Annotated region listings

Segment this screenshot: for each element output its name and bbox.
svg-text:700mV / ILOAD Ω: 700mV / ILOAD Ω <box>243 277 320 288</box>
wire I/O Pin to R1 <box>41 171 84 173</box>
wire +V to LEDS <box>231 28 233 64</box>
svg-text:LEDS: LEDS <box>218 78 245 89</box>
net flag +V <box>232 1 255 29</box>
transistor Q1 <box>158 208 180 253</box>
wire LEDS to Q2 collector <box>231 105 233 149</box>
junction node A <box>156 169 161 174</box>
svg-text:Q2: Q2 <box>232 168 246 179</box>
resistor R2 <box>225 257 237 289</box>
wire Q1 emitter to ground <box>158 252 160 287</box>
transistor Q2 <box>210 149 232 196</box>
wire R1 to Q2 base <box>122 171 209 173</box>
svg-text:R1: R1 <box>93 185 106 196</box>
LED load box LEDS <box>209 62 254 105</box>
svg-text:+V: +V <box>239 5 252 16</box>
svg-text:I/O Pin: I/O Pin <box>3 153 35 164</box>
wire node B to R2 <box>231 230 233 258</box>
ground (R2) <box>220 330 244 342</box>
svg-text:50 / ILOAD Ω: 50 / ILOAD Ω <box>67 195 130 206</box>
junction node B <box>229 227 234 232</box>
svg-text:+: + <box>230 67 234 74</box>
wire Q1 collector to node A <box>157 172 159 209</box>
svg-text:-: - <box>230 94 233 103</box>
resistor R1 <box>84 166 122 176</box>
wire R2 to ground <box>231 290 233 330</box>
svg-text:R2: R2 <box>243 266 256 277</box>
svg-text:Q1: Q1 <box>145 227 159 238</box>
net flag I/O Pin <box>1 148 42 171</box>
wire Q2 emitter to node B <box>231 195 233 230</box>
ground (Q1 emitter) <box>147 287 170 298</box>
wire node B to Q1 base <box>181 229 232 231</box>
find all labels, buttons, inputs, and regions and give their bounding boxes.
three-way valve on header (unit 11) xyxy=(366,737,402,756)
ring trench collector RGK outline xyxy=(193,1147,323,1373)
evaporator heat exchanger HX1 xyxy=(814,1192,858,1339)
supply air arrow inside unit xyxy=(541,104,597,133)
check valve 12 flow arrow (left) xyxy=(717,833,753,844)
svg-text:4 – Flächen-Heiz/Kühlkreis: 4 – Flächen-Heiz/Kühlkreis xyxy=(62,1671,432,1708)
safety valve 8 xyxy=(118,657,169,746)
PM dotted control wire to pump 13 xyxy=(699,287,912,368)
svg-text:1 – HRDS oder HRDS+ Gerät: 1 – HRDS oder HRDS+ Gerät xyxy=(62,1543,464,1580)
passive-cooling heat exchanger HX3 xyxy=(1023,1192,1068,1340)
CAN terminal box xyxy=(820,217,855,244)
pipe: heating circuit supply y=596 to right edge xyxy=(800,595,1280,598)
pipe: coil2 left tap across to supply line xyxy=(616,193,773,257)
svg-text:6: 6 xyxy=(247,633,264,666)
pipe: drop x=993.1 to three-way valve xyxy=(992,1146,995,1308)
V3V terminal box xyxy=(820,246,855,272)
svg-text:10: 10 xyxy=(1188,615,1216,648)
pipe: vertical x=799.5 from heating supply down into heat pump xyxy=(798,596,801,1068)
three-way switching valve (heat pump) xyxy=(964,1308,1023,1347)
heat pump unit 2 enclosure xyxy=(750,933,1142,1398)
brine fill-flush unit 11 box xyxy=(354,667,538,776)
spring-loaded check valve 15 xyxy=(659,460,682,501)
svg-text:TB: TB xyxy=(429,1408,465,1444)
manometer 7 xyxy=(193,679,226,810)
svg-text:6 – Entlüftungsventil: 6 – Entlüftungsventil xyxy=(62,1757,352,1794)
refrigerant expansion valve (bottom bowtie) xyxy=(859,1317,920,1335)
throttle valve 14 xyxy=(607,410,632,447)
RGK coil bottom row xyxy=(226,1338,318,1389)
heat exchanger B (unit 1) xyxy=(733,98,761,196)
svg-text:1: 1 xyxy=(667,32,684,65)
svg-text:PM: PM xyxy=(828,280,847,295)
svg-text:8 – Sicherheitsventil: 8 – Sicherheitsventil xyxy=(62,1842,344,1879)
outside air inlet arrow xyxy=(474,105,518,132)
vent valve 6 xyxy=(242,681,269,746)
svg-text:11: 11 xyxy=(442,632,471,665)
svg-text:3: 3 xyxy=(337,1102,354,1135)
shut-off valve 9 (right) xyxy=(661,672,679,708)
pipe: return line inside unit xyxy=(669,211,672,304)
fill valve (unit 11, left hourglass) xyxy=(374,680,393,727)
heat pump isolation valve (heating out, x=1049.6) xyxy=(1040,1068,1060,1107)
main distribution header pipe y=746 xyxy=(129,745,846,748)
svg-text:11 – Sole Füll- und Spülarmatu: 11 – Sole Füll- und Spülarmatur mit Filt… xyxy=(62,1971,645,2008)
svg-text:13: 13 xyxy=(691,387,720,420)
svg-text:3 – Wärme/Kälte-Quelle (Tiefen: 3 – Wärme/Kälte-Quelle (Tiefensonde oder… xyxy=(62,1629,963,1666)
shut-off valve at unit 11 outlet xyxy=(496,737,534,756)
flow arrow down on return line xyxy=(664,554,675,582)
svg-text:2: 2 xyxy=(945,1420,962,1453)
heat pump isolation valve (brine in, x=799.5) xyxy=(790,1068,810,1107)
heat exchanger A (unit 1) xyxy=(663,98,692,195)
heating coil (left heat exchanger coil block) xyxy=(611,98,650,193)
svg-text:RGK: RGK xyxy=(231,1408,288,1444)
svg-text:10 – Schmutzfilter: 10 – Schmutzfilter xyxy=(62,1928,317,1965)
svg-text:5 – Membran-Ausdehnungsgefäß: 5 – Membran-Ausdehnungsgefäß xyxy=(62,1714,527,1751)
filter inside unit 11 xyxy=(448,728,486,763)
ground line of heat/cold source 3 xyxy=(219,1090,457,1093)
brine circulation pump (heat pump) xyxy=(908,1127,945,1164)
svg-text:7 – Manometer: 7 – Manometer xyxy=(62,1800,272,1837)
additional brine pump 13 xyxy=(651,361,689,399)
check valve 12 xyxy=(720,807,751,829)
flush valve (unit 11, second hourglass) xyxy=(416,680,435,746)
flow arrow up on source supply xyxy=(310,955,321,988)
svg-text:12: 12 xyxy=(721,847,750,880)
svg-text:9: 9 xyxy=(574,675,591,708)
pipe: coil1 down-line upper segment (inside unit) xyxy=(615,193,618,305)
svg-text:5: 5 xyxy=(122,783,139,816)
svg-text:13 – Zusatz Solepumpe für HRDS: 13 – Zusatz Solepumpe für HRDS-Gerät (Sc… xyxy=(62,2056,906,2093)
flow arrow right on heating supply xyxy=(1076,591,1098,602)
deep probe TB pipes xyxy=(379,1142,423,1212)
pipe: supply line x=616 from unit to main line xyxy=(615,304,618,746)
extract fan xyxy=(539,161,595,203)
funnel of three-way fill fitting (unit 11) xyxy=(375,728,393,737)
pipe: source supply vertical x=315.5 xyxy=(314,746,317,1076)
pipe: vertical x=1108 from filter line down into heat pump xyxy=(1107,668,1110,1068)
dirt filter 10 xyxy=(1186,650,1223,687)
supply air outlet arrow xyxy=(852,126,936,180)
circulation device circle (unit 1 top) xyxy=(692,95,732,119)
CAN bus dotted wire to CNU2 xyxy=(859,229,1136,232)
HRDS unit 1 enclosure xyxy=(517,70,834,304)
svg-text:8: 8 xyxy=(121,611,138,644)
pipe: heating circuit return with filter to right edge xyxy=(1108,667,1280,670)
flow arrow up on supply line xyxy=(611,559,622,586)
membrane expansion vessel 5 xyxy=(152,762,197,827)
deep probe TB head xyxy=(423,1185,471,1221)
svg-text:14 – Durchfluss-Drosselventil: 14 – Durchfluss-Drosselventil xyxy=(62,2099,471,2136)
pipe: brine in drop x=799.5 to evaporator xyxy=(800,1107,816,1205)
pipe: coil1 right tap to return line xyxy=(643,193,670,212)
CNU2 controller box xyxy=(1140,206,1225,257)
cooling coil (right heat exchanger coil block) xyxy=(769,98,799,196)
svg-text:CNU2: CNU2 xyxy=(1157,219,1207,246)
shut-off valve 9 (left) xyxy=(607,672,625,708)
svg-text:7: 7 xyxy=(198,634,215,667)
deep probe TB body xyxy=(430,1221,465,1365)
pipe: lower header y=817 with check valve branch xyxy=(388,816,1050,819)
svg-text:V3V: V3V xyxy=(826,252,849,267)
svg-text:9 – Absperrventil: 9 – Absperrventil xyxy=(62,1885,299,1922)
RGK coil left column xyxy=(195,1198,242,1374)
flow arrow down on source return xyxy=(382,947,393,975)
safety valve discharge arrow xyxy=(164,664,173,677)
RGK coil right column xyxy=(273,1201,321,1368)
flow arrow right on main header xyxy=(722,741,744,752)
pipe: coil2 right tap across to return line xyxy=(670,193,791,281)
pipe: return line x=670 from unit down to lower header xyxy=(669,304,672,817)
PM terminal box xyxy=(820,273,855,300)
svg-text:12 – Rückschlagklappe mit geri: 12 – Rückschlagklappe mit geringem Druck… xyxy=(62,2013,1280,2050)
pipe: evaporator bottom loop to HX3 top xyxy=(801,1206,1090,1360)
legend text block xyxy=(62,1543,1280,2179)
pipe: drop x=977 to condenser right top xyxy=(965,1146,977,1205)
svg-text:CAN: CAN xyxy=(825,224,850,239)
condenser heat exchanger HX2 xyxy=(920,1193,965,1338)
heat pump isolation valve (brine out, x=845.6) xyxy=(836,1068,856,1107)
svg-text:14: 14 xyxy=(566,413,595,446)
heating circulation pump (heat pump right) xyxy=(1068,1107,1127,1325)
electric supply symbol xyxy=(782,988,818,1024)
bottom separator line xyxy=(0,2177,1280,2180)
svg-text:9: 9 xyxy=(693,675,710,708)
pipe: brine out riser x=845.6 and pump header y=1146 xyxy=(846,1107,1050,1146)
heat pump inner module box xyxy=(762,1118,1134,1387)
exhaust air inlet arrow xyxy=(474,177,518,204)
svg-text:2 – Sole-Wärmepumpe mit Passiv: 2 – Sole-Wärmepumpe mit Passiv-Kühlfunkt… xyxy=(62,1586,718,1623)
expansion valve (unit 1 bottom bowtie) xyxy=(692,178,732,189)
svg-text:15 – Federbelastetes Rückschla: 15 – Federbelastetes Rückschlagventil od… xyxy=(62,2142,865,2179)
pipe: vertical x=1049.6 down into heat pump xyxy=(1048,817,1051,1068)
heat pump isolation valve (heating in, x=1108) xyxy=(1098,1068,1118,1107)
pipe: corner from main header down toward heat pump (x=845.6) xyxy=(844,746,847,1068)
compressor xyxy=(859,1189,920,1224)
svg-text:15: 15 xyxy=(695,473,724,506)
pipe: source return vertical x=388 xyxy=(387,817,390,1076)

• Set task
Which lines in the records above contain the string "cooling"? Report each one in full.

• Solved problem
passive-cooling heat exchanger HX3 xyxy=(1023,1192,1068,1340)
cooling coil (right heat exchanger coil block) xyxy=(769,98,799,196)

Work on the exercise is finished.